• [DATA TO PROCESS]
# # # # # # #
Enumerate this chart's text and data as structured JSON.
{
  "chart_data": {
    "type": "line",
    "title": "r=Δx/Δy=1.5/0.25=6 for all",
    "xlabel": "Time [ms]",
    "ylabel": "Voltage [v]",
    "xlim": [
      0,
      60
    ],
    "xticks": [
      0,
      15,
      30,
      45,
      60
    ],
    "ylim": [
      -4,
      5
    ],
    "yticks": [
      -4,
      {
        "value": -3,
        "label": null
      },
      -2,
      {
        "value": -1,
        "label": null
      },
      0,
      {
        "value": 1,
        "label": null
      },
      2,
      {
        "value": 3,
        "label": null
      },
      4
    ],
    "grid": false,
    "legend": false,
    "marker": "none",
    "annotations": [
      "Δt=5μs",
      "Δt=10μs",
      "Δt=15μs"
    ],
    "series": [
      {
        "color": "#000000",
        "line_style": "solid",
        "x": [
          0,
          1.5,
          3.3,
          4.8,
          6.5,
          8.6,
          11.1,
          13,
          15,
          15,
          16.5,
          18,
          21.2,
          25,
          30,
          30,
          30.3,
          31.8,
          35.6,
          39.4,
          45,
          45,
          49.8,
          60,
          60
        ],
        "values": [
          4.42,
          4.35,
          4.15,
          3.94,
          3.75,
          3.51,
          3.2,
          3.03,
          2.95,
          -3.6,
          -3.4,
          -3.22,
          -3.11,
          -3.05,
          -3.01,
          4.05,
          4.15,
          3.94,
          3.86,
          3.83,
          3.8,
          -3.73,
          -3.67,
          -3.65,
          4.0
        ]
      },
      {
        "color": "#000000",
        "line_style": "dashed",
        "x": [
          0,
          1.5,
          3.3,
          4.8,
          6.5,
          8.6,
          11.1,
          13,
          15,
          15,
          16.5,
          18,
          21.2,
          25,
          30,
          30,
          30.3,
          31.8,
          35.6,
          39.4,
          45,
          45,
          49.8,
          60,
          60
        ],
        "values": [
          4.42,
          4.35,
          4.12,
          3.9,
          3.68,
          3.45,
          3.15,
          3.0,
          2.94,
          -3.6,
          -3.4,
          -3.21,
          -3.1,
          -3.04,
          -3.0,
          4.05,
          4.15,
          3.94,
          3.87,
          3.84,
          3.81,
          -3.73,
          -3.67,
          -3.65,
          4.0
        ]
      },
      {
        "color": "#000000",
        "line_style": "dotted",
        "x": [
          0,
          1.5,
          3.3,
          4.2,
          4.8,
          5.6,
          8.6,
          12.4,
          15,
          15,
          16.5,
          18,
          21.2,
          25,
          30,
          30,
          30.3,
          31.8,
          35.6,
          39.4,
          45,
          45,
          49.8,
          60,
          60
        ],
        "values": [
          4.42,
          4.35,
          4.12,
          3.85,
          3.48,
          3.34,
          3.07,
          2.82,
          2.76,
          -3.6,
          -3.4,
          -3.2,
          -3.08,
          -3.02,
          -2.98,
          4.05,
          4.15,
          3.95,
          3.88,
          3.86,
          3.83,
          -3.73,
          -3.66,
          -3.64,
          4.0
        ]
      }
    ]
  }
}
# # # # # # #
• [EXERCISE INSTRUCTIONS]
Copy out the whole listing exactly; please set it all down.

• [SOLUTION FOR THIS PROBLEM]
Enumerate this chart's text and data as structured JSON.
{
  "chart_data": {
    "type": "line",
    "title": "r=Δx/Δy=1.5/0.25=6 for all",
    "xlabel": "Time [ms]",
    "ylabel": "Voltage [v]",
    "xlim": [
      0,
      60
    ],
    "xticks": [
      0,
      15,
      30,
      45,
      60
    ],
    "ylim": [
      -4,
      5
    ],
    "yticks": [
      -4,
      {
        "value": -3,
        "label": null
      },
      -2,
      {
        "value": -1,
        "label": null
      },
      0,
      {
        "value": 1,
        "label": null
      },
      2,
      {
        "value": 3,
        "label": null
      },
      4
    ],
    "grid": false,
    "legend": false,
    "marker": "none",
    "annotations": [
      "Δt=5μs",
      "Δt=10μs",
      "Δt=15μs"
    ],
    "series": [
      {
        "color": "#000000",
        "line_style": "solid",
        "x": [
          0,
          1.5,
          3.3,
          4.8,
          6.5,
          8.6,
          11.1,
          13,
          15,
          15,
          16.5,
          18,
          21.2,
          25,
          30,
          30,
          30.3,
          31.8,
          35.6,
          39.4,
          45,
          45,
          49.8,
          60,
          60
        ],
        "values": [
          4.42,
          4.35,
          4.15,
          3.94,
          3.75,
          3.51,
          3.2,
          3.03,
          2.95,
          -3.6,
          -3.4,
          -3.22,
          -3.11,
          -3.05,
          -3.01,
          4.05,
          4.15,
          3.94,
          3.86,
          3.83,
          3.8,
          -3.73,
          -3.67,
          -3.65,
          4.0
        ]
      },
      {
        "color": "#000000",
        "line_style": "dashed",
        "x": [
          0,
          1.5,
          3.3,
          4.8,
          6.5,
          8.6,
          11.1,
          13,
          15,
          15,
          16.5,
          18,
          21.2,
          25,
          30,
          30,
          30.3,
          31.8,
          35.6,
          39.4,
          45,
          45,
          49.8,
          60,
          60
        ],
        "values": [
          4.42,
          4.35,
          4.12,
          3.9,
          3.68,
          3.45,
          3.15,
          3.0,
          2.94,
          -3.6,
          -3.4,
          -3.21,
          -3.1,
          -3.04,
          -3.0,
          4.05,
          4.15,
          3.94,
          3.87,
          3.84,
          3.81,
          -3.73,
          -3.67,
          -3.65,
          4.0
        ]
      },
      {
        "color": "#000000",
        "line_style": "dotted",
        "x": [
          0,
          1.5,
          3.3,
          4.2,
          4.8,
          5.6,
          8.6,
          12.4,
          15,
          15,
          16.5,
          18,
          21.2,
          25,
          30,
          30,
          30.3,
          31.8,
          35.6,
          39.4,
          45,
          45,
          49.8,
          60,
          60
        ],
        "values": [
          4.42,
          4.35,
          4.12,
          3.85,
          3.48,
          3.34,
          3.07,
          2.82,
          2.76,
          -3.6,
          -3.4,
          -3.2,
          -3.08,
          -3.02,
          -2.98,
          4.05,
          4.15,
          3.95,
          3.88,
          3.86,
          3.83,
          -3.73,
          -3.66,
          -3.64,
          4.0
        ]
      }
    ]
  }
}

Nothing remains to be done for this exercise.